Text for analysis:
-------
- Run the MemSQL Quickstart Docker image with the included schema file.
docker run -d \
-v $PWD/schema.sql:/schema.sql \
-p 3306:3306 -p 9000:9000 \
--name=memsql \
memsql/quickstart
-
Open up the MemSQL Ops UI at http://localhost:9000.
-
Connect to the MemSQL database using
docker run --rm -it --link=memsql:memsql memsql/quickstart memsql-shell
.
-
Navigate to "Data Sources" > "Pipelines">
-
On the Pipelines page, create the first Pipeline:
Kafka Hostname: public-kafka.memcompute.com
Kafka Topic: tweets
Database: twitter
Table: tweets
- On the Pipelines page, create another pipeline, but upload the transform.py
file included in this repo, and use the
tweet_links
table instead of thetweets
table.
Top 10 most prolific users:
SELECT username, COUNT(*) AS num_tweets
FROM tweets
GROUP BY username
ORDER BY num_tweets DESC
LIMIT 10;
Top 10 most retweeted tweets:
SELECT username, body, MAX(retweet_count)
-------
Provided records:
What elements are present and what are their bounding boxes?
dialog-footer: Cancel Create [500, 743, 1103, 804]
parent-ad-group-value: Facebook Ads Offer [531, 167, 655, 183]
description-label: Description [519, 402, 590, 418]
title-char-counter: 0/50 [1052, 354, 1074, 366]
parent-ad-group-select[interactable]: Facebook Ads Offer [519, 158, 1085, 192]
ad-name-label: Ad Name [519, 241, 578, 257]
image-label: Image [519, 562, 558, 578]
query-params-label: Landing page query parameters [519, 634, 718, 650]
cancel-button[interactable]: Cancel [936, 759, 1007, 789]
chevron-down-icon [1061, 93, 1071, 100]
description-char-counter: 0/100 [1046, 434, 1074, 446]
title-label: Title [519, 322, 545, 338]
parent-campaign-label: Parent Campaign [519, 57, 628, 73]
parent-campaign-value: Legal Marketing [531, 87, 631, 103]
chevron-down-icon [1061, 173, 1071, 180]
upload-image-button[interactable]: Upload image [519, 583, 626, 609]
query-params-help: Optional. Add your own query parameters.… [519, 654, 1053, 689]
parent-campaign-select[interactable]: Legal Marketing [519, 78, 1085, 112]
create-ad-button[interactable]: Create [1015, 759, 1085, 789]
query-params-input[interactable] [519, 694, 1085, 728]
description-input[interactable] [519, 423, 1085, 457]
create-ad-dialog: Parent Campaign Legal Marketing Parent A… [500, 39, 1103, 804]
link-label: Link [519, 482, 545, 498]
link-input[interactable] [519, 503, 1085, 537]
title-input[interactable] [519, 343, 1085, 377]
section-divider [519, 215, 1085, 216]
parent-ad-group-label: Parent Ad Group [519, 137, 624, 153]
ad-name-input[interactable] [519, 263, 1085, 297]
-------
Task list:
#1 Copy the MemSQL quickstart guide word for word, from "- Run the MemSQL" up to and including "UI at http://localhost:9000.".
#2 Continue the MemSQL quickstart guide from the point where it stops.
The rows are not needed for this work.

Solved tasks:
#1
- Run the MemSQL Quickstart Docker image with the included schema file.
docker run -d \
-v $PWD/schema.sql:/schema.sql \
-p 3306:3306 -p 9000:9000 \
--name=memsql \
memsql/quickstart
-
Open up the MemSQL Ops UI at http://localhost:9000.

#2
FROM tweets
GROUP BY body
ORDER BY retweet_count DESC
LIMIT 10;
Top 10 most tweeted at users:
SELECT ref_username, COUNT(*) AS num_references
FROM tweet_links
GROUP BY ref_username
ORDER BY num_references DESC
LIMIT 10;
Random sample of tweets sent to a particular user
SELECT body
FROM tweets, tweet_links
WHERE tweets.id = tweet_links.id
AND tweet_links.ref_username = "youtube"
LIMIT 10;
Top 10 users by unique references:
SELECT ref_username, COUNT(DISTINCT username) AS num_unique_references
FROM tweet_links
GROUP BY ref_username
ORDER BY num_unique_references DESC
LIMIT 10;
Top 10 pairs of users by mutual conversation:
SELECT edge, COUNT(*)
FROM (
SELECT
IF (
username < ref_username,
CONCAT(username, " -> ", ref_username),
CONCAT(ref_username, " -> ", username)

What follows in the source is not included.